▶ What you will do
Extract the full listing verbatim and drop any pictures from your copy.

----- Records shown -----

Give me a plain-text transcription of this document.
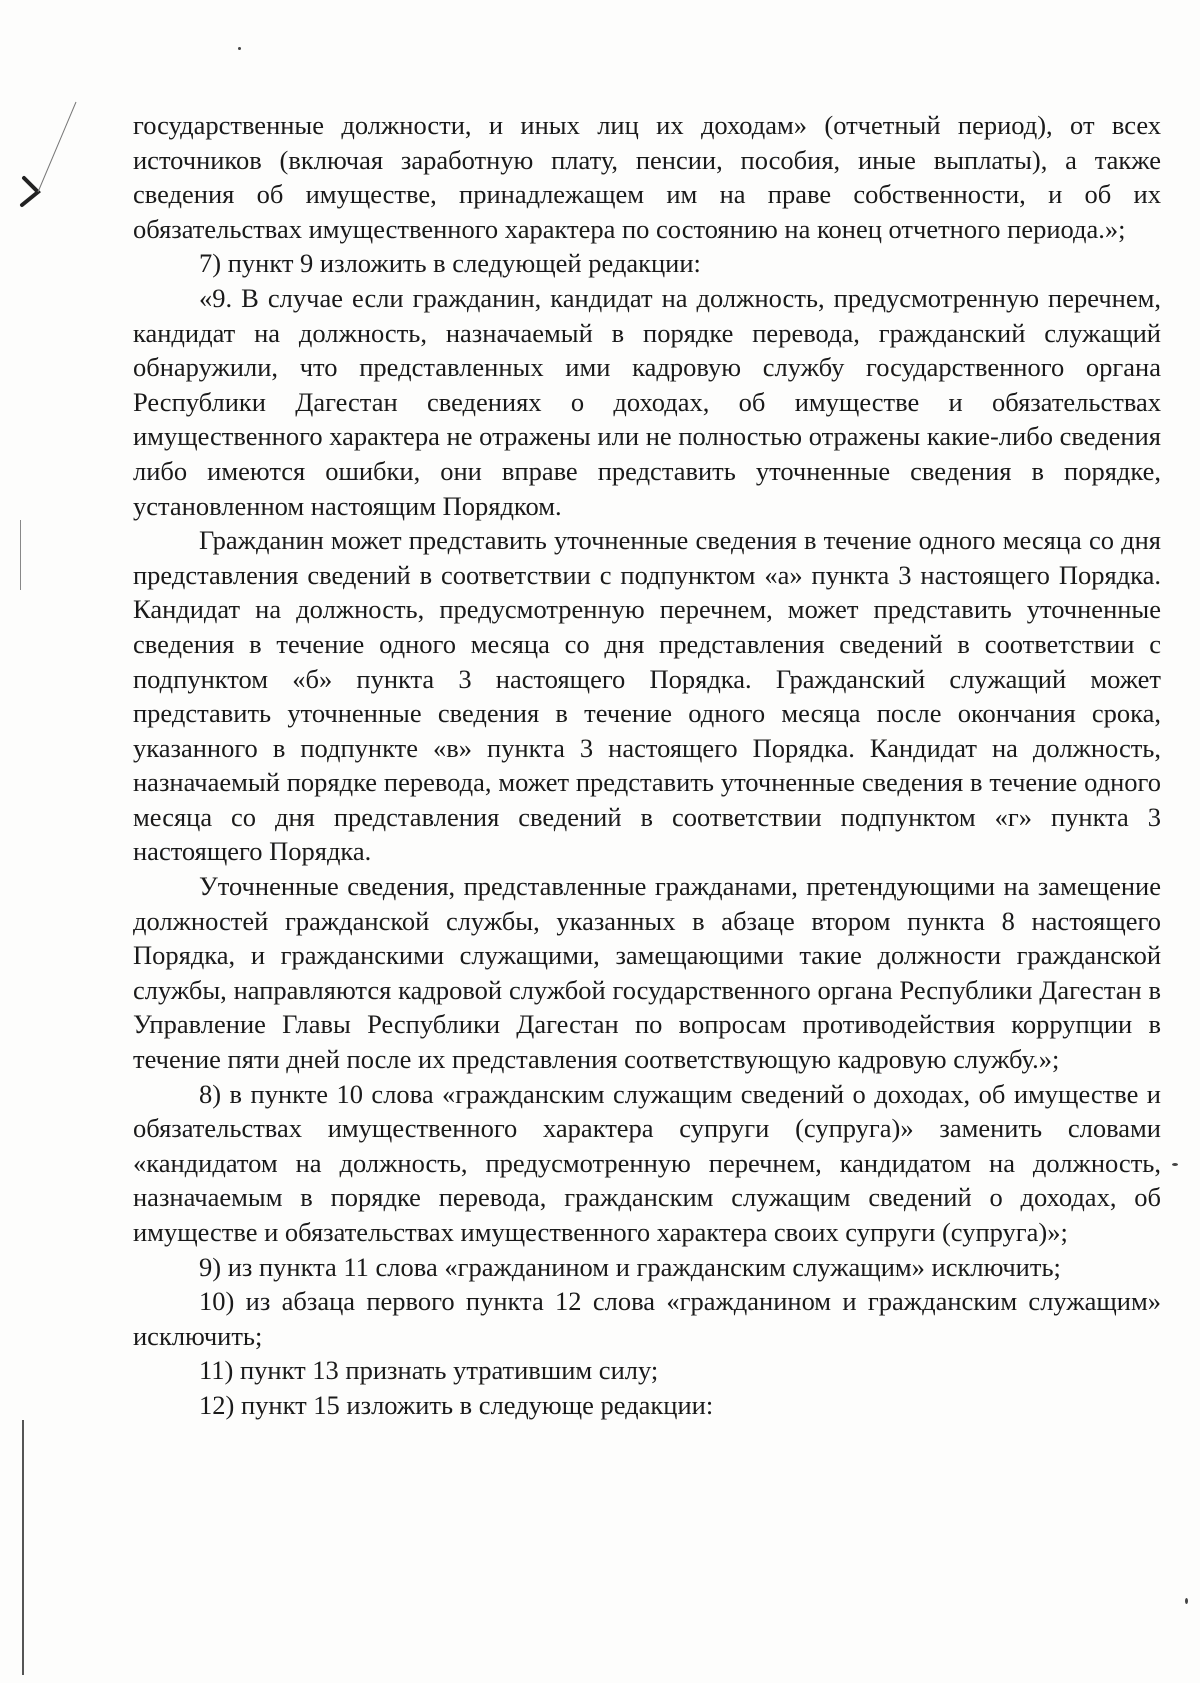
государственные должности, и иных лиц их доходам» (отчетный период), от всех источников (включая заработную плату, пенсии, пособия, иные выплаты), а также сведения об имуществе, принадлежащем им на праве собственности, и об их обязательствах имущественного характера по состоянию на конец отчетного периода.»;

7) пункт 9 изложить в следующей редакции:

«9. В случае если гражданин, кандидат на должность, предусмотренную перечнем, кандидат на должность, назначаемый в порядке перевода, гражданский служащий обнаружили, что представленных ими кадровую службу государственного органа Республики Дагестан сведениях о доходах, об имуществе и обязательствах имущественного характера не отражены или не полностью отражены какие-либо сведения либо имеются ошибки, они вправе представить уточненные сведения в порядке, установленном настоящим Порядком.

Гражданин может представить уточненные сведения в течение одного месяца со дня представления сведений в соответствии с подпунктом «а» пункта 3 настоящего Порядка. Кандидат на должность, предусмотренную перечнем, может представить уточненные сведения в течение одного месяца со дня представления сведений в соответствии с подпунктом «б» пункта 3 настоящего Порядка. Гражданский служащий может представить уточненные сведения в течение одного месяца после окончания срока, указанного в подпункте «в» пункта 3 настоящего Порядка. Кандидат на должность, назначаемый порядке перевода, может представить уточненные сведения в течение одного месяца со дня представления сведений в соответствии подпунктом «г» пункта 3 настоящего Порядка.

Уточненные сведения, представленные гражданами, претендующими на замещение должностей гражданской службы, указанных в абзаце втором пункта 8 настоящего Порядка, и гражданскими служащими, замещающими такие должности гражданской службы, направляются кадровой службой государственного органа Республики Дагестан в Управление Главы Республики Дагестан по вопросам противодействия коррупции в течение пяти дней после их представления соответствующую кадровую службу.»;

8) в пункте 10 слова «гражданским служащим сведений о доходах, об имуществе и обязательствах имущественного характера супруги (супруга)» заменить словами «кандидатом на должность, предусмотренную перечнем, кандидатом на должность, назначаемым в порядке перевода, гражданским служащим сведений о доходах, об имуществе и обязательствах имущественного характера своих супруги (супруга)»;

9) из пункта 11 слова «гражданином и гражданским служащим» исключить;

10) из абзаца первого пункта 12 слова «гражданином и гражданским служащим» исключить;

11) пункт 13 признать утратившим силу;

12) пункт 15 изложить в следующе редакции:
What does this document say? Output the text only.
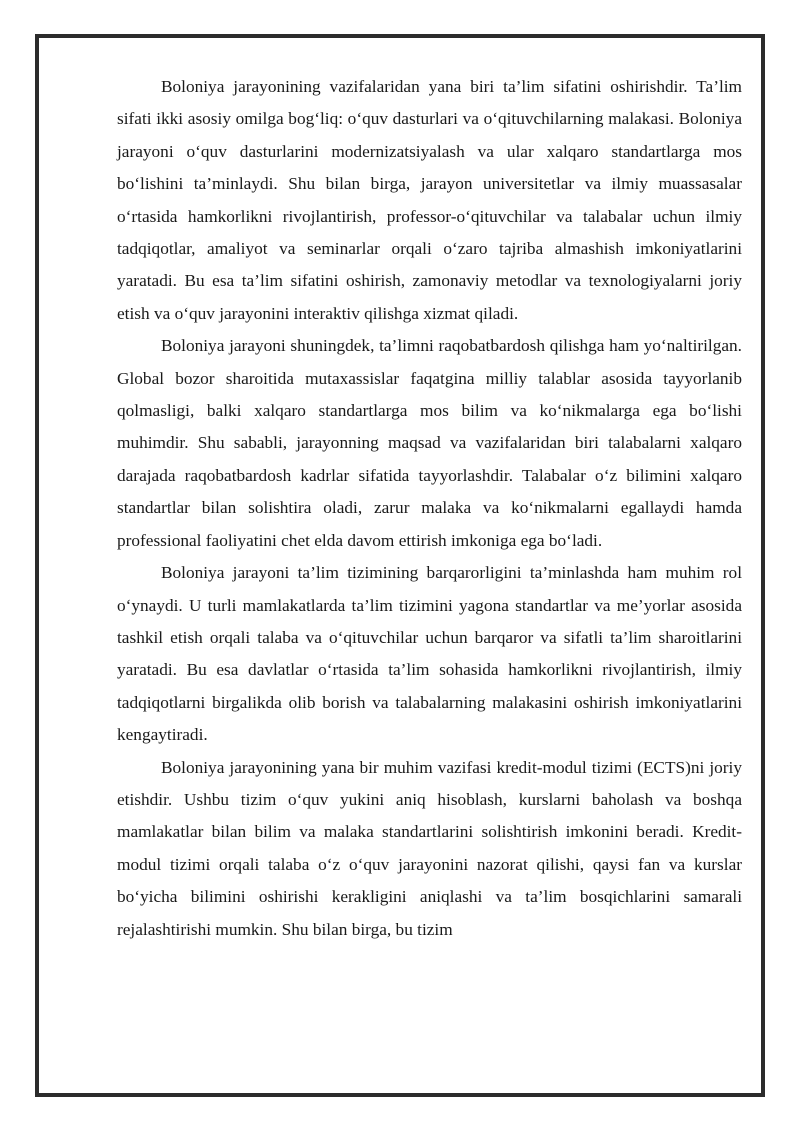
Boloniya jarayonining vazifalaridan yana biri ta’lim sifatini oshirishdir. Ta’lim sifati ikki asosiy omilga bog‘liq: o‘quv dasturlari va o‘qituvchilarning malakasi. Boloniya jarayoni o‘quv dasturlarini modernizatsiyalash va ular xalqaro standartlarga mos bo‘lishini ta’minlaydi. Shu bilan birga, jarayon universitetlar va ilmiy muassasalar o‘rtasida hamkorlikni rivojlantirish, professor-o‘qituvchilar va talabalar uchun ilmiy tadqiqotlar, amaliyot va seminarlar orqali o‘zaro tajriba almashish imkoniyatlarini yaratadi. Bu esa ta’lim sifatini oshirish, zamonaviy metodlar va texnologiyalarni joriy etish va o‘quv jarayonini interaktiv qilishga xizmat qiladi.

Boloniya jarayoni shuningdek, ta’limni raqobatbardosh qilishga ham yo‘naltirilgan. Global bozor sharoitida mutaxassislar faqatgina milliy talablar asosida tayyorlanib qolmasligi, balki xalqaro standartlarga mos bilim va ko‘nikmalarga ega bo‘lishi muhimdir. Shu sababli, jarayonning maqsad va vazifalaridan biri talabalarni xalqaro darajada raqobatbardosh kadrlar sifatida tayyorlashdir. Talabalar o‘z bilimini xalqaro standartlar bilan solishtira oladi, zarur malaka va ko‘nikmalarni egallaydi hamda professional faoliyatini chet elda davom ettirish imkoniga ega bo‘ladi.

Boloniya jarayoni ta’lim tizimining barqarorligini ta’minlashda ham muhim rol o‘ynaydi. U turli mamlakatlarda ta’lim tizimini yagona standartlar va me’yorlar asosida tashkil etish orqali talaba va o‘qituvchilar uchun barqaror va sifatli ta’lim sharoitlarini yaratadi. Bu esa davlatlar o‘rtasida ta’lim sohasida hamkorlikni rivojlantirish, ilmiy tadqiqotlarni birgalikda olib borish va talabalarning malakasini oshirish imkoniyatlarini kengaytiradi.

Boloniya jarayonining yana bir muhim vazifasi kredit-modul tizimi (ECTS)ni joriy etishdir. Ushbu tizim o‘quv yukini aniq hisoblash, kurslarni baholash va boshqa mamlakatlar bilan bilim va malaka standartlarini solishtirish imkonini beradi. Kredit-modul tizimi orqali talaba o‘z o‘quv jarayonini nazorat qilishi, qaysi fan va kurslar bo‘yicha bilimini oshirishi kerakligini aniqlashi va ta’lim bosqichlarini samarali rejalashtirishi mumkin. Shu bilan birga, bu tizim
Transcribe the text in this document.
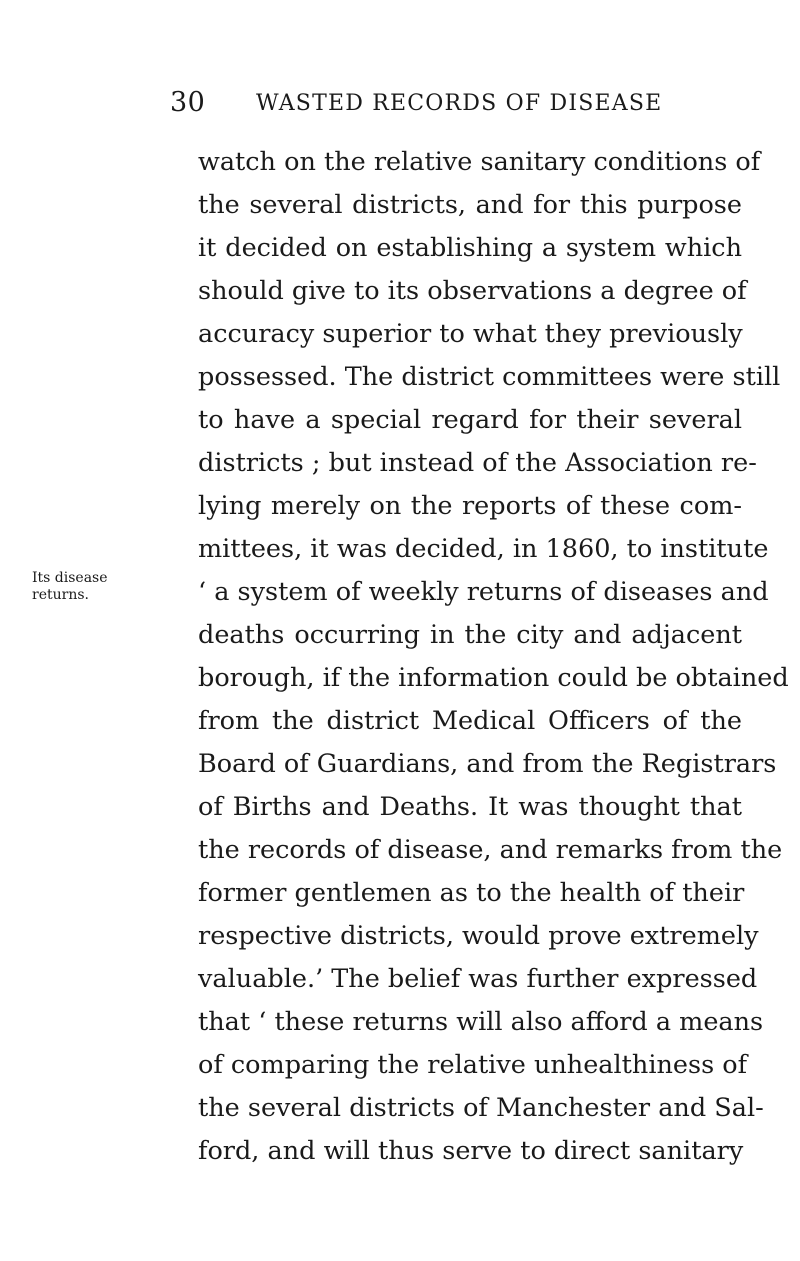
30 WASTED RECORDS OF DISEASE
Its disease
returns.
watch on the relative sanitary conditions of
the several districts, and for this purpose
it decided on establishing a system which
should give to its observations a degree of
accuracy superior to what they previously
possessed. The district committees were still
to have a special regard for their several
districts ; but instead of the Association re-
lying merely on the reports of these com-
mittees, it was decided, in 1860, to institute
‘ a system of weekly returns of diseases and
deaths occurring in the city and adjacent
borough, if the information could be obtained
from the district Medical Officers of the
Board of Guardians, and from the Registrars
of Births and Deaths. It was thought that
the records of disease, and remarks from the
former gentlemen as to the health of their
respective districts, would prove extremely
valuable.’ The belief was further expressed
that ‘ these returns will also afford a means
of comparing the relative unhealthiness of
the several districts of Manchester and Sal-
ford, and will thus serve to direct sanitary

-----

▶ Final answer
Give me a plain-text transcription of this document.
государственные должности, и иных лиц их доходам» (отчетный период), от всех источников (включая заработную плату, пенсии, пособия, иные выплаты), а также сведения об имуществе, принадлежащем им на праве собственности, и об их обязательствах имущественного характера по состоянию на конец отчетного периода.»;

7) пункт 9 изложить в следующей редакции:

«9. В случае если гражданин, кандидат на должность, предусмотренную перечнем, кандидат на должность, назначаемый в порядке перевода, гражданский служащий обнаружили, что представленных ими кадровую службу государственного органа Республики Дагестан сведениях о доходах, об имуществе и обязательствах имущественного характера не отражены или не полностью отражены какие-либо сведения либо имеются ошибки, они вправе представить уточненные сведения в порядке, установленном настоящим Порядком.

Гражданин может представить уточненные сведения в течение одного месяца со дня представления сведений в соответствии с подпунктом «а» пункта 3 настоящего Порядка. Кандидат на должность, предусмотренную перечнем, может представить уточненные сведения в течение одного месяца со дня представления сведений в соответствии с подпунктом «б» пункта 3 настоящего Порядка. Гражданский служащий может представить уточненные сведения в течение одного месяца после окончания срока, указанного в подпункте «в» пункта 3 настоящего Порядка. Кандидат на должность, назначаемый порядке перевода, может представить уточненные сведения в течение одного месяца со дня представления сведений в соответствии подпунктом «г» пункта 3 настоящего Порядка.

Уточненные сведения, представленные гражданами, претендующими на замещение должностей гражданской службы, указанных в абзаце втором пункта 8 настоящего Порядка, и гражданскими служащими, замещающими такие должности гражданской службы, направляются кадровой службой государственного органа Республики Дагестан в Управление Главы Республики Дагестан по вопросам противодействия коррупции в течение пяти дней после их представления соответствующую кадровую службу.»;

8) в пункте 10 слова «гражданским служащим сведений о доходах, об имуществе и обязательствах имущественного характера супруги (супруга)» заменить словами «кандидатом на должность, предусмотренную перечнем, кандидатом на должность, назначаемым в порядке перевода, гражданским служащим сведений о доходах, об имуществе и обязательствах имущественного характера своих супруги (супруга)»;

9) из пункта 11 слова «гражданином и гражданским служащим» исключить;

10) из абзаца первого пункта 12 слова «гражданином и гражданским служащим» исключить;

11) пункт 13 признать утратившим силу;

12) пункт 15 изложить в следующе редакции:
What does this document say? Output the text only.
Boloniya jarayonining vazifalaridan yana biri ta’lim sifatini oshirishdir. Ta’lim sifati ikki asosiy omilga bog‘liq: o‘quv dasturlari va o‘qituvchilarning malakasi. Boloniya jarayoni o‘quv dasturlarini modernizatsiyalash va ular xalqaro standartlarga mos bo‘lishini ta’minlaydi. Shu bilan birga, jarayon universitetlar va ilmiy muassasalar o‘rtasida hamkorlikni rivojlantirish, professor-o‘qituvchilar va talabalar uchun ilmiy tadqiqotlar, amaliyot va seminarlar orqali o‘zaro tajriba almashish imkoniyatlarini yaratadi. Bu esa ta’lim sifatini oshirish, zamonaviy metodlar va texnologiyalarni joriy etish va o‘quv jarayonini interaktiv qilishga xizmat qiladi.

Boloniya jarayoni shuningdek, ta’limni raqobatbardosh qilishga ham yo‘naltirilgan. Global bozor sharoitida mutaxassislar faqatgina milliy talablar asosida tayyorlanib qolmasligi, balki xalqaro standartlarga mos bilim va ko‘nikmalarga ega bo‘lishi muhimdir. Shu sababli, jarayonning maqsad va vazifalaridan biri talabalarni xalqaro darajada raqobatbardosh kadrlar sifatida tayyorlashdir. Talabalar o‘z bilimini xalqaro standartlar bilan solishtira oladi, zarur malaka va ko‘nikmalarni egallaydi hamda professional faoliyatini chet elda davom ettirish imkoniga ega bo‘ladi.

Boloniya jarayoni ta’lim tizimining barqarorligini ta’minlashda ham muhim rol o‘ynaydi. U turli mamlakatlarda ta’lim tizimini yagona standartlar va me’yorlar asosida tashkil etish orqali talaba va o‘qituvchilar uchun barqaror va sifatli ta’lim sharoitlarini yaratadi. Bu esa davlatlar o‘rtasida ta’lim sohasida hamkorlikni rivojlantirish, ilmiy tadqiqotlarni birgalikda olib borish va talabalarning malakasini oshirish imkoniyatlarini kengaytiradi.

Boloniya jarayonining yana bir muhim vazifasi kredit-modul tizimi (ECTS)ni joriy etishdir. Ushbu tizim o‘quv yukini aniq hisoblash, kurslarni baholash va boshqa mamlakatlar bilan bilim va malaka standartlarini solishtirish imkonini beradi. Kredit-modul tizimi orqali talaba o‘z o‘quv jarayonini nazorat qilishi, qaysi fan va kurslar bo‘yicha bilimini oshirishi kerakligini aniqlashi va ta’lim bosqichlarini samarali rejalashtirishi mumkin. Shu bilan birga, bu tizim
Transcribe the text in this document.
30 WASTED RECORDS OF DISEASE
Its disease
returns.
watch on the relative sanitary conditions of
the several districts, and for this purpose
it decided on establishing a system which
should give to its observations a degree of
accuracy superior to what they previously
possessed. The district committees were still
to have a special regard for their several
districts ; but instead of the Association re-
lying merely on the reports of these com-
mittees, it was decided, in 1860, to institute
‘ a system of weekly returns of diseases and
deaths occurring in the city and adjacent
borough, if the information could be obtained
from the district Medical Officers of the
Board of Guardians, and from the Registrars
of Births and Deaths. It was thought that
the records of disease, and remarks from the
former gentlemen as to the health of their
respective districts, would prove extremely
valuable.’ The belief was further expressed
that ‘ these returns will also afford a means
of comparing the relative unhealthiness of
the several districts of Manchester and Sal-
ford, and will thus serve to direct sanitary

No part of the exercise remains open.